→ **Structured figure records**

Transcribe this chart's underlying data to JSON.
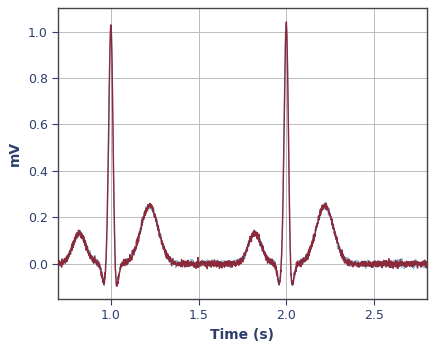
{
  "title": "",
  "xlabel": "Time (s)",
  "ylabel": "mV",
  "xlim": [
    0.7,
    2.8
  ],
  "ylim": [
    -0.15,
    1.1
  ],
  "yticks": [
    0.0,
    0.2,
    0.4,
    0.6,
    0.8,
    1.0
  ],
  "xticks": [
    1.0,
    1.5,
    2.0,
    2.5
  ],
  "color1": "#7fb3d3",
  "color2": "#8b1a2a",
  "alpha1": 0.9,
  "alpha2": 0.9,
  "linewidth": 1.0,
  "background": "#ffffff",
  "grid_color": "#bbbbbb",
  "xlabel_fontsize": 10,
  "ylabel_fontsize": 10,
  "tick_fontsize": 9,
  "tick_color": "#2c3e6e",
  "label_color": "#2c3e6e",
  "beat_times": [
    1.0,
    2.0
  ],
  "sample_rate": 1000
}
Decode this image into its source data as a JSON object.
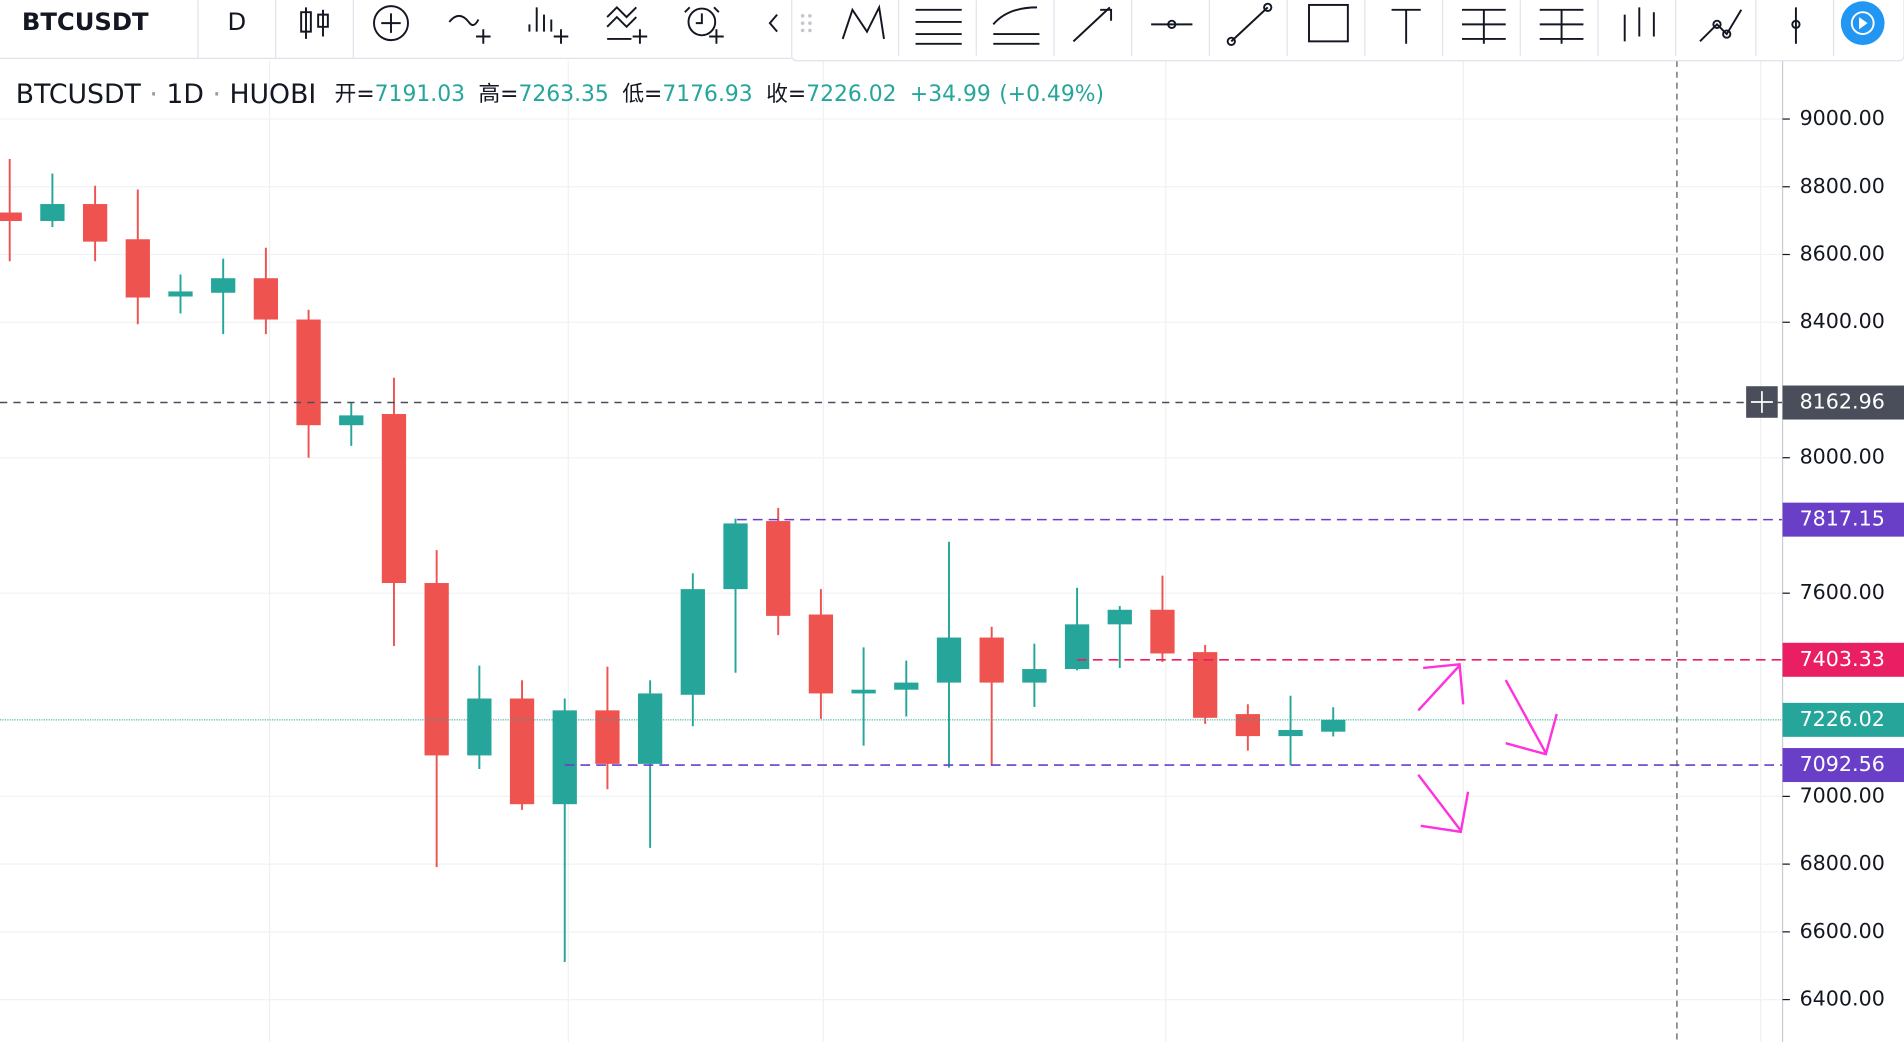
{
  "ui": {
    "symbol": "BTCUSDT",
    "interval": "D"
  },
  "chart_data": {
    "type": "candlestick",
    "legend": {
      "symbol": "BTCUSDT",
      "interval": "1D",
      "exchange": "HUOBI",
      "open_label": "开=",
      "high_label": "高=",
      "low_label": "低=",
      "close_label": "收=",
      "open": 7191.03,
      "high": 7263.35,
      "low": 7176.93,
      "close": 7226.02,
      "change": "+34.99",
      "change_pct": "(+0.49%)"
    },
    "open": [
      8724,
      8699,
      8749,
      8645,
      8476,
      8487,
      8530,
      8408,
      8096,
      8129,
      7630,
      7121,
      7289,
      6977,
      7254,
      7096,
      7300,
      7612,
      7813,
      7537,
      7304,
      7315,
      7336,
      7469,
      7336,
      7376,
      7508,
      7551,
      7426,
      7243,
      7178,
      7191.03
    ],
    "high": [
      8882,
      8839,
      8803,
      8792,
      8541,
      8588,
      8620,
      8437,
      8164,
      8236,
      7727,
      7386,
      7343,
      7289,
      7383,
      7343,
      7659,
      7820,
      7852,
      7612,
      7440,
      7401,
      7752,
      7501,
      7451,
      7616,
      7562,
      7652,
      7447,
      7272,
      7297,
      7263.35
    ],
    "low": [
      8580,
      8681,
      8580,
      8394,
      8426,
      8365,
      8365,
      8000,
      8035,
      7444,
      6791,
      7081,
      6960,
      6511,
      7021,
      6848,
      7207,
      7365,
      7476,
      7229,
      7150,
      7236,
      7085,
      7092,
      7264,
      7372,
      7379,
      7397,
      7214,
      7135,
      7092,
      7176.93
    ],
    "close": [
      8699,
      8749,
      8638,
      8473,
      8491,
      8530,
      8408,
      8096,
      8125,
      7630,
      7121,
      7289,
      6977,
      7254,
      7096,
      7304,
      7612,
      7806,
      7533,
      7304,
      7315,
      7336,
      7469,
      7336,
      7376,
      7508,
      7551,
      7422,
      7232,
      7178,
      7196,
      7226.02
    ],
    "up_color": "#26a69a",
    "down_color": "#ef5350",
    "ylim": [
      6275,
      9172
    ],
    "yticks": [
      {
        "value": 6400,
        "label": "6400.00"
      },
      {
        "value": 6600,
        "label": "6600.00"
      },
      {
        "value": 6800,
        "label": "6800.00"
      },
      {
        "value": 7000,
        "label": "7000.00"
      },
      {
        "value": 7600,
        "label": "7600.00"
      },
      {
        "value": 8000,
        "label": "8000.00"
      },
      {
        "value": 8400,
        "label": "8400.00"
      },
      {
        "value": 8600,
        "label": "8600.00"
      },
      {
        "value": 8800,
        "label": "8800.00"
      },
      {
        "value": 9000,
        "label": "9000.00"
      }
    ],
    "grid": true,
    "price_lines": [
      {
        "value": 8162.96,
        "color": "#4a4e5a"
      },
      {
        "value": 7817.15,
        "color": "#6a3fc8"
      },
      {
        "value": 7403.33,
        "color": "#e91e63"
      },
      {
        "value": 7226.02,
        "color": "#26a69a"
      },
      {
        "value": 7092.56,
        "color": "#6a3fc8"
      }
    ]
  }
}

→ **TASK REQUIREMENTS**
Except for the pictures, give all the material above again verbatim.

→ **SOLUTION**
Transcribe this chart's underlying data to JSON.
{
  "title": "",
  "xlabel": "Time (s)",
  "ylabel": "mV",
  "xlim": [
    0.7,
    2.8
  ],
  "ylim": [
    -0.15,
    1.1
  ],
  "yticks": [
    0.0,
    0.2,
    0.4,
    0.6,
    0.8,
    1.0
  ],
  "xticks": [
    1.0,
    1.5,
    2.0,
    2.5
  ],
  "color1": "#7fb3d3",
  "color2": "#8b1a2a",
  "alpha1": 0.9,
  "alpha2": 0.9,
  "linewidth": 1.0,
  "background": "#ffffff",
  "grid_color": "#bbbbbb",
  "xlabel_fontsize": 10,
  "ylabel_fontsize": 10,
  "tick_fontsize": 9,
  "tick_color": "#2c3e6e",
  "label_color": "#2c3e6e",
  "beat_times": [
    1.0,
    2.0
  ],
  "sample_rate": 1000
}
Decode this image into its source data as a JSON object.
{
  "ui": {
    "symbol": "BTCUSDT",
    "interval": "D"
  },
  "chart_data": {
    "type": "candlestick",
    "legend": {
      "symbol": "BTCUSDT",
      "interval": "1D",
      "exchange": "HUOBI",
      "open_label": "开=",
      "high_label": "高=",
      "low_label": "低=",
      "close_label": "收=",
      "open": 7191.03,
      "high": 7263.35,
      "low": 7176.93,
      "close": 7226.02,
      "change": "+34.99",
      "change_pct": "(+0.49%)"
    },
    "open": [
      8724,
      8699,
      8749,
      8645,
      8476,
      8487,
      8530,
      8408,
      8096,
      8129,
      7630,
      7121,
      7289,
      6977,
      7254,
      7096,
      7300,
      7612,
      7813,
      7537,
      7304,
      7315,
      7336,
      7469,
      7336,
      7376,
      7508,
      7551,
      7426,
      7243,
      7178,
      7191.03
    ],
    "high": [
      8882,
      8839,
      8803,
      8792,
      8541,
      8588,
      8620,
      8437,
      8164,
      8236,
      7727,
      7386,
      7343,
      7289,
      7383,
      7343,
      7659,
      7820,
      7852,
      7612,
      7440,
      7401,
      7752,
      7501,
      7451,
      7616,
      7562,
      7652,
      7447,
      7272,
      7297,
      7263.35
    ],
    "low": [
      8580,
      8681,
      8580,
      8394,
      8426,
      8365,
      8365,
      8000,
      8035,
      7444,
      6791,
      7081,
      6960,
      6511,
      7021,
      6848,
      7207,
      7365,
      7476,
      7229,
      7150,
      7236,
      7085,
      7092,
      7264,
      7372,
      7379,
      7397,
      7214,
      7135,
      7092,
      7176.93
    ],
    "close": [
      8699,
      8749,
      8638,
      8473,
      8491,
      8530,
      8408,
      8096,
      8125,
      7630,
      7121,
      7289,
      6977,
      7254,
      7096,
      7304,
      7612,
      7806,
      7533,
      7304,
      7315,
      7336,
      7469,
      7336,
      7376,
      7508,
      7551,
      7422,
      7232,
      7178,
      7196,
      7226.02
    ],
    "up_color": "#26a69a",
    "down_color": "#ef5350",
    "ylim": [
      6275,
      9172
    ],
    "yticks": [
      {
        "value": 6400,
        "label": "6400.00"
      },
      {
        "value": 6600,
        "label": "6600.00"
      },
      {
        "value": 6800,
        "label": "6800.00"
      },
      {
        "value": 7000,
        "label": "7000.00"
      },
      {
        "value": 7600,
        "label": "7600.00"
      },
      {
        "value": 8000,
        "label": "8000.00"
      },
      {
        "value": 8400,
        "label": "8400.00"
      },
      {
        "value": 8600,
        "label": "8600.00"
      },
      {
        "value": 8800,
        "label": "8800.00"
      },
      {
        "value": 9000,
        "label": "9000.00"
      }
    ],
    "grid": true,
    "price_lines": [
      {
        "value": 8162.96,
        "color": "#4a4e5a"
      },
      {
        "value": 7817.15,
        "color": "#6a3fc8"
      },
      {
        "value": 7403.33,
        "color": "#e91e63"
      },
      {
        "value": 7226.02,
        "color": "#26a69a"
      },
      {
        "value": 7092.56,
        "color": "#6a3fc8"
      }
    ]
  }
}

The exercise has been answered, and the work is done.